[Dataset entries on figures]
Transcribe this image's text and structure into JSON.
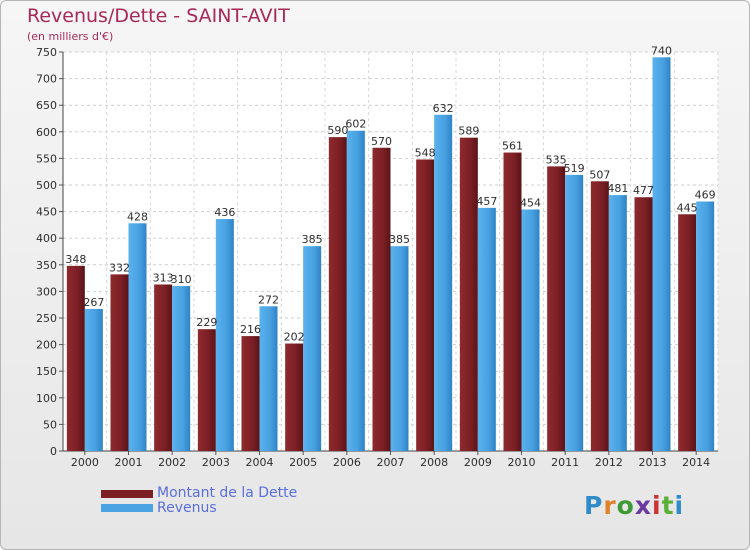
{
  "header": {
    "title": "Revenus/Dette - SAINT-AVIT",
    "subtitle": "(en milliers d'€)"
  },
  "legend": {
    "dette": "Montant de la Dette",
    "revenus": "Revenus"
  },
  "brand": {
    "name": "Proxiti",
    "letters": [
      "P",
      "r",
      "o",
      "x",
      "i",
      "t",
      "i"
    ],
    "colors": [
      "#2e8cc8",
      "#e0822a",
      "#3e9a36",
      "#6b3aa0",
      "#cc3333",
      "#5cb03a",
      "#2e8cc8"
    ]
  },
  "chart_data": {
    "type": "bar",
    "title": "Revenus/Dette - SAINT-AVIT",
    "subtitle": "(en milliers d'€)",
    "categories": [
      "2000",
      "2001",
      "2002",
      "2003",
      "2004",
      "2005",
      "2006",
      "2007",
      "2008",
      "2009",
      "2010",
      "2011",
      "2012",
      "2013",
      "2014"
    ],
    "series": [
      {
        "name": "Montant de la Dette",
        "color": "#7b1f24",
        "values": [
          348,
          332,
          313,
          229,
          216,
          202,
          590,
          570,
          548,
          589,
          561,
          535,
          507,
          477,
          445
        ]
      },
      {
        "name": "Revenus",
        "color": "#4aa3e3",
        "values": [
          267,
          428,
          310,
          436,
          272,
          385,
          602,
          385,
          632,
          457,
          454,
          519,
          481,
          740,
          469
        ]
      }
    ],
    "ylim": [
      0,
      750
    ],
    "yticks": [
      0,
      50,
      100,
      150,
      200,
      250,
      300,
      350,
      400,
      450,
      500,
      550,
      600,
      650,
      700,
      750
    ],
    "grid": true,
    "legend_position": "bottom-left"
  }
}
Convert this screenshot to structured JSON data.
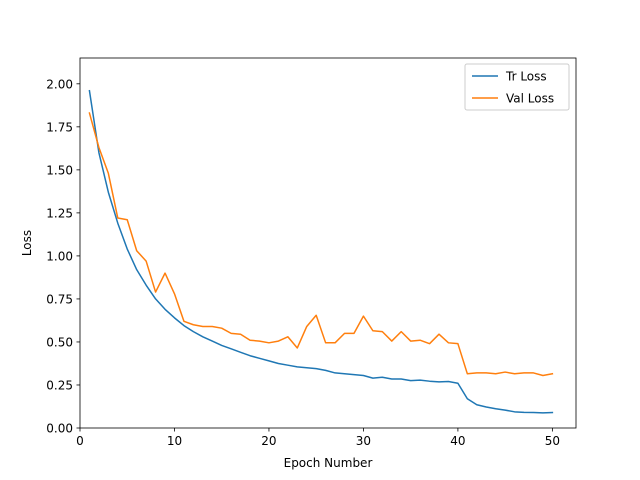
{
  "chart_data": {
    "type": "line",
    "title": "",
    "xlabel": "Epoch Number",
    "ylabel": "Loss",
    "xlim": [
      0,
      52.5
    ],
    "ylim": [
      0,
      2.15
    ],
    "xticks": [
      0,
      10,
      20,
      30,
      40,
      50
    ],
    "xtick_labels": [
      "0",
      "10",
      "20",
      "30",
      "40",
      "50"
    ],
    "yticks": [
      0,
      0.25,
      0.5,
      0.75,
      1.0,
      1.25,
      1.5,
      1.75,
      2.0
    ],
    "ytick_labels": [
      "0.00",
      "0.25",
      "0.50",
      "0.75",
      "1.00",
      "1.25",
      "1.50",
      "1.75",
      "2.00"
    ],
    "grid": false,
    "legend_position": "top-right",
    "x": [
      1,
      2,
      3,
      4,
      5,
      6,
      7,
      8,
      9,
      10,
      11,
      12,
      13,
      14,
      15,
      16,
      17,
      18,
      19,
      20,
      21,
      22,
      23,
      24,
      25,
      26,
      27,
      28,
      29,
      30,
      31,
      32,
      33,
      34,
      35,
      36,
      37,
      38,
      39,
      40,
      41,
      42,
      43,
      44,
      45,
      46,
      47,
      48,
      49,
      50
    ],
    "series": [
      {
        "name": "Tr Loss",
        "color": "#1f77b4",
        "values": [
          1.96,
          1.6,
          1.37,
          1.19,
          1.04,
          0.92,
          0.83,
          0.75,
          0.69,
          0.64,
          0.595,
          0.56,
          0.53,
          0.505,
          0.48,
          0.46,
          0.44,
          0.42,
          0.405,
          0.39,
          0.375,
          0.365,
          0.355,
          0.35,
          0.345,
          0.335,
          0.32,
          0.315,
          0.31,
          0.305,
          0.29,
          0.295,
          0.285,
          0.285,
          0.275,
          0.278,
          0.272,
          0.268,
          0.27,
          0.26,
          0.17,
          0.135,
          0.122,
          0.112,
          0.104,
          0.094,
          0.091,
          0.09,
          0.088,
          0.09
        ]
      },
      {
        "name": "Val Loss",
        "color": "#ff7f0e",
        "values": [
          1.83,
          1.63,
          1.48,
          1.22,
          1.21,
          1.03,
          0.97,
          0.79,
          0.9,
          0.78,
          0.62,
          0.6,
          0.59,
          0.59,
          0.58,
          0.55,
          0.545,
          0.51,
          0.505,
          0.495,
          0.505,
          0.53,
          0.465,
          0.59,
          0.655,
          0.495,
          0.495,
          0.55,
          0.55,
          0.65,
          0.565,
          0.56,
          0.505,
          0.56,
          0.505,
          0.51,
          0.49,
          0.545,
          0.495,
          0.49,
          0.315,
          0.32,
          0.32,
          0.315,
          0.325,
          0.315,
          0.32,
          0.32,
          0.305,
          0.315
        ]
      }
    ]
  }
}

Do this: Look through the entries above and list every line containing "subtitle".

Exercise result:
    "subtitle": "(en milliers d'€)"
    "subtitle": "(en milliers d'€)",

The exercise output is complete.